**AIM OF THE EXERCISE:** Output each entry below as it stands, leaving out every picture.

(Dataset records)
════

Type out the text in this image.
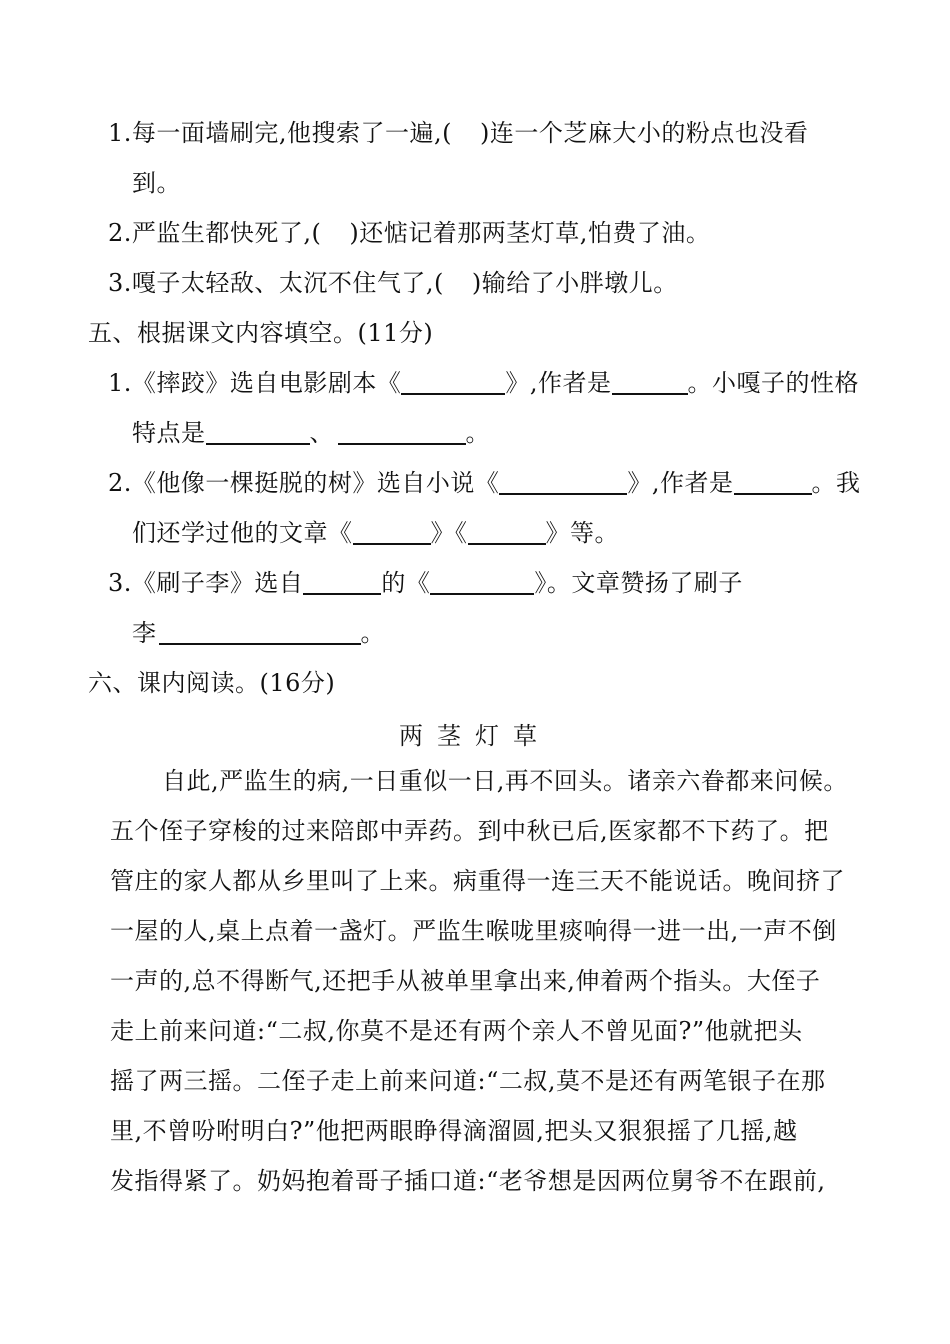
1.每一面墙刷完,他搜索了一遍,( )连一个芝麻大小的粉点也没看
到。
2.严监生都快死了,( )还惦记着那两茎灯草,怕费了油。
3.嘎子太轻敌、太沉不住气了,( )输给了小胖墩儿。
五、根据课文内容填空。(11分)
1.《摔跤》选自电影剧本《	》,作者是	。小嘎子的性格
特点是	、	。
2.《他像一棵挺脱的树》选自小说《	》,作者是	。我
们还学过他的文章《	》《	》等。
3.《刷子李》选自	的《	》。文章赞扬了刷子
李	。
六、课内阅读。(16分)
两茎灯草
自此,严监生的病,一日重似一日,再不回头。诸亲六眷都来问候。
五个侄子穿梭的过来陪郎中弄药。到中秋已后,医家都不下药了。把
管庄的家人都从乡里叫了上来。病重得一连三天不能说话。晚间挤了
一屋的人,桌上点着一盏灯。严监生喉咙里痰响得一进一出,一声不倒
一声的,总不得断气,还把手从被单里拿出来,伸着两个指头。大侄子
走上前来问道:“二叔,你莫不是还有两个亲人不曾见面?”他就把头
摇了两三摇。二侄子走上前来问道:“二叔,莫不是还有两笔银子在那
里,不曾吩咐明白?”他把两眼睁得滴溜圆,把头又狠狠摇了几摇,越
发指得紧了。奶妈抱着哥子插口道:“老爷想是因两位舅爷不在跟前,
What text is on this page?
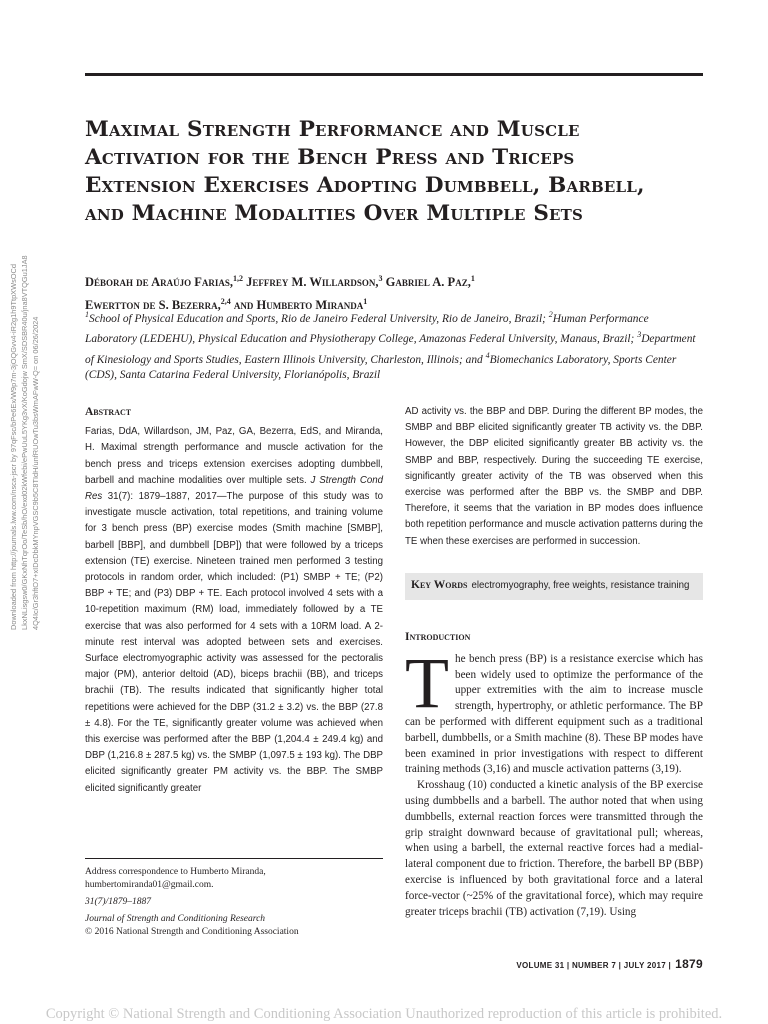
Downloaded from http://journals.lww.com/nsca-jscr by 97qFsc/bPe6Ex/W9p7m-3jOQGvv4-iR2g1h9TtpXWsOCd LkxNLisgsw0/GKxNhTqrOo/TeSb/hO/exd02kWfebi/ePwUuL5YKg3vX/KoGdojw SmX/SDSBR40u/jna8VTQGu1JA8 4Q4Ic/Gr3hftO7+xIDcDbkMYnpVGSC9b5C8TIdH/unfRUOwTu3bsWmAFwW-Q= on 06/26/2024
Maximal Strength Performance and Muscle Activation for the Bench Press and Triceps Extension Exercises Adopting Dumbbell, Barbell, and Machine Modalities Over Multiple Sets
Déborah de Araújo Farias,$^{1,2}$ Jeffrey M. Willardson,$^3$ Gabriel A. Paz,$^1$
Ewertton de S. Bezerra,$^{2,4}$ and Humberto Miranda$^1$
$^1$School of Physical Education and Sports, Rio de Janeiro Federal University, Rio de Janeiro, Brazil; $^2$Human Performance Laboratory (LEDEHU), Physical Education and Physiotherapy College, Amazonas Federal University, Manaus, Brazil; $^3$Department of Kinesiology and Sports Studies, Eastern Illinois University, Charleston, Illinois; and $^4$Biomechanics Laboratory, Sports Center (CDS), Santa Catarina Federal University, Florianópolis, Brazil
Abstract

Farias, DdA, Willardson, JM, Paz, GA, Bezerra, EdS, and Miranda, H. Maximal strength performance and muscle activation for the bench press and triceps extension exercises adopting dumbbell, barbell and machine modalities over multiple sets. J Strength Cond Res 31(7): 1879–1887, 2017—The purpose of this study was to investigate muscle activation, total repetitions, and training volume for 3 bench press (BP) exercise modes (Smith machine [SMBP], barbell [BBP], and dumbbell [DBP]) that were followed by a triceps extension (TE) exercise. Nineteen trained men performed 3 testing protocols in random order, which included: (P1) SMBP + TE; (P2) BBP + TE; and (P3) DBP + TE. Each protocol involved 4 sets with a 10-repetition maximum (RM) load, immediately followed by a TE exercise that was also performed for 4 sets with a 10RM load. A 2-minute rest interval was adopted between sets and exercises. Surface electromyographic activity was assessed for the pectoralis major (PM), anterior deltoid (AD), biceps brachii (BB), and triceps brachii (TB). The results indicated that significantly higher total repetitions were achieved for the DBP (31.2 ± 3.2) vs. the BBP (27.8 ± 4.8). For the TE, significantly greater volume was achieved when this exercise was performed after the BBP (1,204.4 ± 249.4 kg) and DBP (1,216.8 ± 287.5 kg) vs. the SMBP (1,097.5 ± 193 kg). The DBP elicited significantly greater PM activity vs. the BBP. The SMBP elicited significantly greater

AD activity vs. the BBP and DBP. During the different BP modes, the SMBP and BBP elicited significantly greater TB activity vs. the DBP. However, the DBP elicited significantly greater BB activity vs. the SMBP and BBP, respectively. During the succeeding TE exercise, significantly greater activity of the TB was observed when this exercise was performed after the BBP vs. the SMBP and DBP. Therefore, it seems that the variation in BP modes does influence both repetition performance and muscle activation patterns during the TE when these exercises are performed in succession.

Key Words electromyography, free weights, resistance training
Introduction

The bench press (BP) is a resistance exercise which has been widely used to optimize the performance of the upper extremities with the aim to increase muscle strength, hypertrophy, or athletic performance. The BP can be performed with different equipment such as a traditional barbell, dumbbells, or a Smith machine (8). These BP modes have been examined in prior investigations with respect to different training methods (3,16) and muscle activation patterns (3,19).

Krosshaug (10) conducted a kinetic analysis of the BP exercise using dumbbells and a barbell. The author noted that when using dumbbells, external reaction forces were transmitted through the grip straight downward because of gravitational pull; whereas, when using a barbell, the external reactive forces had a medial-lateral component due to friction. Therefore, the barbell BP (BBP) exercise is influenced by both gravitational force and a lateral force-vector (~25% of the gravitational force), which may require greater triceps brachii (TB) activation (7,19). Using

Address correspondence to Humberto Miranda, humbertomiranda01@gmail.com.

31(7)/1879–1887

Journal of Strength and Conditioning Research

© 2016 National Strength and Conditioning Association

VOLUME 31 | NUMBER 7 | JULY 2017 | 1879
Copyright © National Strength and Conditioning Association Unauthorized reproduction of this article is prohibited.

════

**TASK RESPONSE:**
Type out the text in this image.
1.每一面墙刷完,他搜索了一遍,( )连一个芝麻大小的粉点也没看
到。
2.严监生都快死了,( )还惦记着那两茎灯草,怕费了油。
3.嘎子太轻敌、太沉不住气了,( )输给了小胖墩儿。
五、根据课文内容填空。(11分)
1.《摔跤》选自电影剧本《	》,作者是	。小嘎子的性格
特点是	、	。
2.《他像一棵挺脱的树》选自小说《	》,作者是	。我
们还学过他的文章《	》《	》等。
3.《刷子李》选自	的《	》。文章赞扬了刷子
李	。
六、课内阅读。(16分)
两茎灯草
自此,严监生的病,一日重似一日,再不回头。诸亲六眷都来问候。
五个侄子穿梭的过来陪郎中弄药。到中秋已后,医家都不下药了。把
管庄的家人都从乡里叫了上来。病重得一连三天不能说话。晚间挤了
一屋的人,桌上点着一盏灯。严监生喉咙里痰响得一进一出,一声不倒
一声的,总不得断气,还把手从被单里拿出来,伸着两个指头。大侄子
走上前来问道:“二叔,你莫不是还有两个亲人不曾见面?”他就把头
摇了两三摇。二侄子走上前来问道:“二叔,莫不是还有两笔银子在那
里,不曾吩咐明白?”他把两眼睁得滴溜圆,把头又狠狠摇了几摇,越
发指得紧了。奶妈抱着哥子插口道:“老爷想是因两位舅爷不在跟前,
What text is on this page?
Downloaded from http://journals.lww.com/nsca-jscr by 97qFsc/bPe6Ex/W9p7m-3jOQGvv4-iR2g1h9TtpXWsOCd LkxNLisgsw0/GKxNhTqrOo/TeSb/hO/exd02kWfebi/ePwUuL5YKg3vX/KoGdojw SmX/SDSBR40u/jna8VTQGu1JA8 4Q4Ic/Gr3hftO7+xIDcDbkMYnpVGSC9b5C8TIdH/unfRUOwTu3bsWmAFwW-Q= on 06/26/2024
Maximal Strength Performance and Muscle Activation for the Bench Press and Triceps Extension Exercises Adopting Dumbbell, Barbell, and Machine Modalities Over Multiple Sets
Déborah de Araújo Farias,$^{1,2}$ Jeffrey M. Willardson,$^3$ Gabriel A. Paz,$^1$
Ewertton de S. Bezerra,$^{2,4}$ and Humberto Miranda$^1$
$^1$School of Physical Education and Sports, Rio de Janeiro Federal University, Rio de Janeiro, Brazil; $^2$Human Performance Laboratory (LEDEHU), Physical Education and Physiotherapy College, Amazonas Federal University, Manaus, Brazil; $^3$Department of Kinesiology and Sports Studies, Eastern Illinois University, Charleston, Illinois; and $^4$Biomechanics Laboratory, Sports Center (CDS), Santa Catarina Federal University, Florianópolis, Brazil
Abstract

Farias, DdA, Willardson, JM, Paz, GA, Bezerra, EdS, and Miranda, H. Maximal strength performance and muscle activation for the bench press and triceps extension exercises adopting dumbbell, barbell and machine modalities over multiple sets. J Strength Cond Res 31(7): 1879–1887, 2017—The purpose of this study was to investigate muscle activation, total repetitions, and training volume for 3 bench press (BP) exercise modes (Smith machine [SMBP], barbell [BBP], and dumbbell [DBP]) that were followed by a triceps extension (TE) exercise. Nineteen trained men performed 3 testing protocols in random order, which included: (P1) SMBP + TE; (P2) BBP + TE; and (P3) DBP + TE. Each protocol involved 4 sets with a 10-repetition maximum (RM) load, immediately followed by a TE exercise that was also performed for 4 sets with a 10RM load. A 2-minute rest interval was adopted between sets and exercises. Surface electromyographic activity was assessed for the pectoralis major (PM), anterior deltoid (AD), biceps brachii (BB), and triceps brachii (TB). The results indicated that significantly higher total repetitions were achieved for the DBP (31.2 ± 3.2) vs. the BBP (27.8 ± 4.8). For the TE, significantly greater volume was achieved when this exercise was performed after the BBP (1,204.4 ± 249.4 kg) and DBP (1,216.8 ± 287.5 kg) vs. the SMBP (1,097.5 ± 193 kg). The DBP elicited significantly greater PM activity vs. the BBP. The SMBP elicited significantly greater

AD activity vs. the BBP and DBP. During the different BP modes, the SMBP and BBP elicited significantly greater TB activity vs. the DBP. However, the DBP elicited significantly greater BB activity vs. the SMBP and BBP, respectively. During the succeeding TE exercise, significantly greater activity of the TB was observed when this exercise was performed after the BBP vs. the SMBP and DBP. Therefore, it seems that the variation in BP modes does influence both repetition performance and muscle activation patterns during the TE when these exercises are performed in succession.

Key Words electromyography, free weights, resistance training
Introduction

The bench press (BP) is a resistance exercise which has been widely used to optimize the performance of the upper extremities with the aim to increase muscle strength, hypertrophy, or athletic performance. The BP can be performed with different equipment such as a traditional barbell, dumbbells, or a Smith machine (8). These BP modes have been examined in prior investigations with respect to different training methods (3,16) and muscle activation patterns (3,19).

Krosshaug (10) conducted a kinetic analysis of the BP exercise using dumbbells and a barbell. The author noted that when using dumbbells, external reaction forces were transmitted through the grip straight downward because of gravitational pull; whereas, when using a barbell, the external reactive forces had a medial-lateral component due to friction. Therefore, the barbell BP (BBP) exercise is influenced by both gravitational force and a lateral force-vector (~25% of the gravitational force), which may require greater triceps brachii (TB) activation (7,19). Using

Address correspondence to Humberto Miranda, humbertomiranda01@gmail.com.

31(7)/1879–1887

Journal of Strength and Conditioning Research

© 2016 National Strength and Conditioning Association

VOLUME 31 | NUMBER 7 | JULY 2017 | 1879
Copyright © National Strength and Conditioning Association Unauthorized reproduction of this article is prohibited.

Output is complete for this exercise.